§ **WRITTEN TASK**
Find the string "fixed" in the entries and copy each line that has it.

§ **SUPPLIED INFORMATION**
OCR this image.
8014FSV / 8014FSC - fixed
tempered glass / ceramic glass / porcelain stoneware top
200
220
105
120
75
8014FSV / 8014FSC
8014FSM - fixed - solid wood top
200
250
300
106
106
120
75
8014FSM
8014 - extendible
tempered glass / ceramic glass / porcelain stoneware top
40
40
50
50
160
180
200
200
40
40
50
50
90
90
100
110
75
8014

§ **SOLVED PROBLEM**
8014FSV / 8014FSC - fixed
8014FSM - fixed - solid wood top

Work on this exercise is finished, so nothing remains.